◆ **DIRECTIONS FOR THIS TASK**
Quote the listing in full, exactly as given, minus any pictures.

(Records about charts and figures)
☆ ☆ ☆ ☆ ☆ ☆ ☆

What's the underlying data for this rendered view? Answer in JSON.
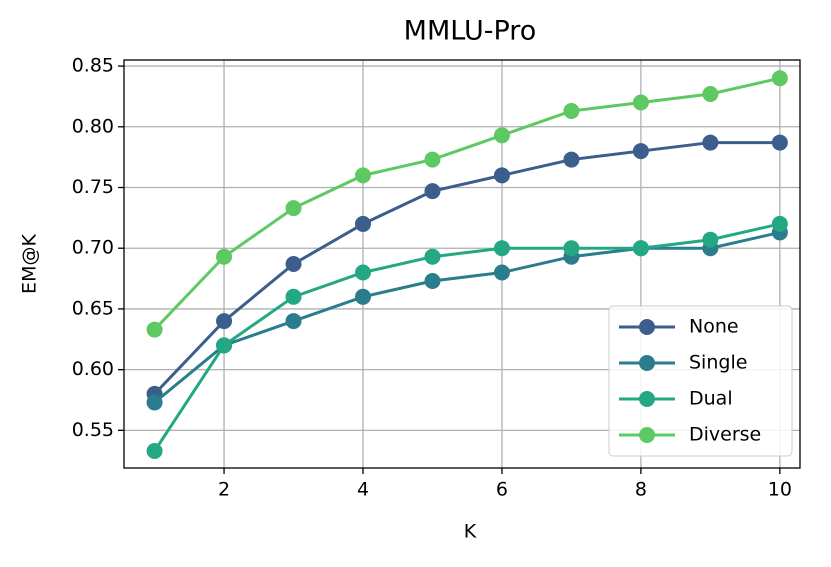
{
  "chart_data": {
    "type": "line",
    "title": "MMLU-Pro",
    "x_label": "K",
    "y_label": "EM@K",
    "x": [
      1,
      2,
      3,
      4,
      5,
      6,
      7,
      8,
      9,
      10
    ],
    "series": [
      {
        "name": "None",
        "color": "#3b5e8c",
        "values": [
          0.58,
          0.64,
          0.687,
          0.72,
          0.747,
          0.76,
          0.773,
          0.78,
          0.787,
          0.787
        ]
      },
      {
        "name": "Single",
        "color": "#2a7d8c",
        "values": [
          0.573,
          0.62,
          0.64,
          0.66,
          0.673,
          0.68,
          0.693,
          0.7,
          0.7,
          0.713
        ]
      },
      {
        "name": "Dual",
        "color": "#23a883",
        "values": [
          0.533,
          0.62,
          0.66,
          0.68,
          0.693,
          0.7,
          0.7,
          0.7,
          0.707,
          0.72
        ]
      },
      {
        "name": "Diverse",
        "color": "#5ec962",
        "values": [
          0.633,
          0.693,
          0.733,
          0.76,
          0.773,
          0.793,
          0.813,
          0.82,
          0.827,
          0.84
        ]
      }
    ],
    "xlim": [
      0.56,
      10.29
    ],
    "ylim": [
      0.519,
      0.855
    ],
    "xticks": [
      2,
      4,
      6,
      8,
      10
    ],
    "yticks": [
      0.55,
      {
        "value": 0.6,
        "label": "0.60"
      },
      0.65,
      {
        "value": 0.7,
        "label": "0.70"
      },
      0.75,
      {
        "value": 0.8,
        "label": "0.80"
      },
      0.85
    ],
    "grid": true,
    "legend": "lower right"
  }
}
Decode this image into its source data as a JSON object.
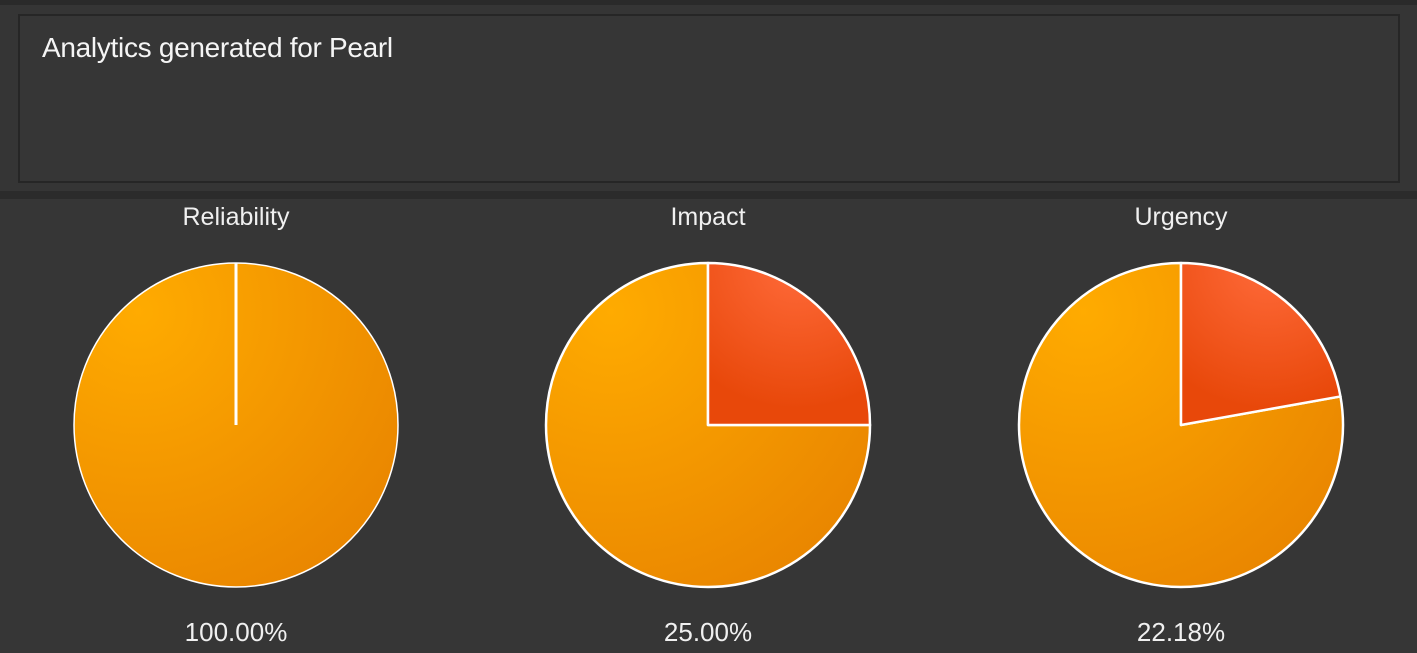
{
  "header": {
    "info_text": "Analytics generated for Pearl"
  },
  "colors": {
    "base_slice": "#f29a00",
    "highlight_slice": "#f05a1e",
    "slice_border": "#ffffff",
    "background": "#353535"
  },
  "chart_data": [
    {
      "type": "pie",
      "title": "Reliability",
      "value_label": "100.00%",
      "highlight_fraction": 1.0
    },
    {
      "type": "pie",
      "title": "Impact",
      "value_label": "25.00%",
      "highlight_fraction": 0.25
    },
    {
      "type": "pie",
      "title": "Urgency",
      "value_label": "22.18%",
      "highlight_fraction": 0.2218
    }
  ]
}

☆ ☆ ☆ ☆ ☆ ☆ ☆

◆ **OUTPUT FOR THIS EXERCISE**
What's the underlying data for this rendered view? Answer in JSON.
{
  "chart_data": {
    "type": "line",
    "title": "MMLU-Pro",
    "x_label": "K",
    "y_label": "EM@K",
    "x": [
      1,
      2,
      3,
      4,
      5,
      6,
      7,
      8,
      9,
      10
    ],
    "series": [
      {
        "name": "None",
        "color": "#3b5e8c",
        "values": [
          0.58,
          0.64,
          0.687,
          0.72,
          0.747,
          0.76,
          0.773,
          0.78,
          0.787,
          0.787
        ]
      },
      {
        "name": "Single",
        "color": "#2a7d8c",
        "values": [
          0.573,
          0.62,
          0.64,
          0.66,
          0.673,
          0.68,
          0.693,
          0.7,
          0.7,
          0.713
        ]
      },
      {
        "name": "Dual",
        "color": "#23a883",
        "values": [
          0.533,
          0.62,
          0.66,
          0.68,
          0.693,
          0.7,
          0.7,
          0.7,
          0.707,
          0.72
        ]
      },
      {
        "name": "Diverse",
        "color": "#5ec962",
        "values": [
          0.633,
          0.693,
          0.733,
          0.76,
          0.773,
          0.793,
          0.813,
          0.82,
          0.827,
          0.84
        ]
      }
    ],
    "xlim": [
      0.56,
      10.29
    ],
    "ylim": [
      0.519,
      0.855
    ],
    "xticks": [
      2,
      4,
      6,
      8,
      10
    ],
    "yticks": [
      0.55,
      {
        "value": 0.6,
        "label": "0.60"
      },
      0.65,
      {
        "value": 0.7,
        "label": "0.70"
      },
      0.75,
      {
        "value": 0.8,
        "label": "0.80"
      },
      0.85
    ],
    "grid": true,
    "legend": "lower right"
  }
}
Decode this image into its source data as a JSON object.
{
  "header": {
    "info_text": "Analytics generated for Pearl"
  },
  "colors": {
    "base_slice": "#f29a00",
    "highlight_slice": "#f05a1e",
    "slice_border": "#ffffff",
    "background": "#353535"
  },
  "chart_data": [
    {
      "type": "pie",
      "title": "Reliability",
      "value_label": "100.00%",
      "highlight_fraction": 1.0
    },
    {
      "type": "pie",
      "title": "Impact",
      "value_label": "25.00%",
      "highlight_fraction": 0.25
    },
    {
      "type": "pie",
      "title": "Urgency",
      "value_label": "22.18%",
      "highlight_fraction": 0.2218
    }
  ]
}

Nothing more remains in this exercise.